• [Collected data entries]:
-- Begin --

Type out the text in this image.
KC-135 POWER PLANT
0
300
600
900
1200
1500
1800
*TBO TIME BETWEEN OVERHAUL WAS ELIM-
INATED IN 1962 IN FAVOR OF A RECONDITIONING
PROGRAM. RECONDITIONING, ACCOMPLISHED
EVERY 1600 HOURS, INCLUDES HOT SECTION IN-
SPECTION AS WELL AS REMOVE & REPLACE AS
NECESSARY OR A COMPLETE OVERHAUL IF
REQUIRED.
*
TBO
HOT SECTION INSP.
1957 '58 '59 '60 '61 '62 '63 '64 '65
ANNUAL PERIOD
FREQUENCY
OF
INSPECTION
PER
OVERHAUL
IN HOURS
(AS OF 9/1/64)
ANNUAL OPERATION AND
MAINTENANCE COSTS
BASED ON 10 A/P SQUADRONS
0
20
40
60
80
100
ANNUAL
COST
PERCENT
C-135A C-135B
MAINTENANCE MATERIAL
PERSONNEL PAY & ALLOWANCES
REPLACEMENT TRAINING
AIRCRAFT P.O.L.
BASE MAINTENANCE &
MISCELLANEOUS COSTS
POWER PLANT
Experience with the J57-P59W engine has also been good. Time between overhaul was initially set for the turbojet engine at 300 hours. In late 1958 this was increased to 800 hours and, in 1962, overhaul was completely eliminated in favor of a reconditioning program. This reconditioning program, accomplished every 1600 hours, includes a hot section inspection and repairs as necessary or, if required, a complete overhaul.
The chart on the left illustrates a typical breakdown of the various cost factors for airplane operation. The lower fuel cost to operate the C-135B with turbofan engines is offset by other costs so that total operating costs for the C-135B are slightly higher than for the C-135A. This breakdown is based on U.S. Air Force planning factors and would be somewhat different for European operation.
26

-- End --

Your task is to quote the listing above word for word.

Type out the text in this image.
KC-135 POWER PLANT
0
300
600
900
1200
1500
1800
*TBO TIME BETWEEN OVERHAUL WAS ELIM-
INATED IN 1962 IN FAVOR OF A RECONDITIONING
PROGRAM. RECONDITIONING, ACCOMPLISHED
EVERY 1600 HOURS, INCLUDES HOT SECTION IN-
SPECTION AS WELL AS REMOVE & REPLACE AS
NECESSARY OR A COMPLETE OVERHAUL IF
REQUIRED.
*
TBO
HOT SECTION INSP.
1957 '58 '59 '60 '61 '62 '63 '64 '65
ANNUAL PERIOD
FREQUENCY
OF
INSPECTION
PER
OVERHAUL
IN HOURS
(AS OF 9/1/64)
ANNUAL OPERATION AND
MAINTENANCE COSTS
BASED ON 10 A/P SQUADRONS
0
20
40
60
80
100
ANNUAL
COST
PERCENT
C-135A C-135B
MAINTENANCE MATERIAL
PERSONNEL PAY & ALLOWANCES
REPLACEMENT TRAINING
AIRCRAFT P.O.L.
BASE MAINTENANCE &
MISCELLANEOUS COSTS
POWER PLANT
Experience with the J57-P59W engine has also been good. Time between overhaul was initially set for the turbojet engine at 300 hours. In late 1958 this was increased to 800 hours and, in 1962, overhaul was completely eliminated in favor of a reconditioning program. This reconditioning program, accomplished every 1600 hours, includes a hot section inspection and repairs as necessary or, if required, a complete overhaul.
The chart on the left illustrates a typical breakdown of the various cost factors for airplane operation. The lower fuel cost to operate the C-135B with turbofan engines is offset by other costs so that total operating costs for the C-135B are slightly higher than for the C-135A. This breakdown is based on U.S. Air Force planning factors and would be somewhat different for European operation.
26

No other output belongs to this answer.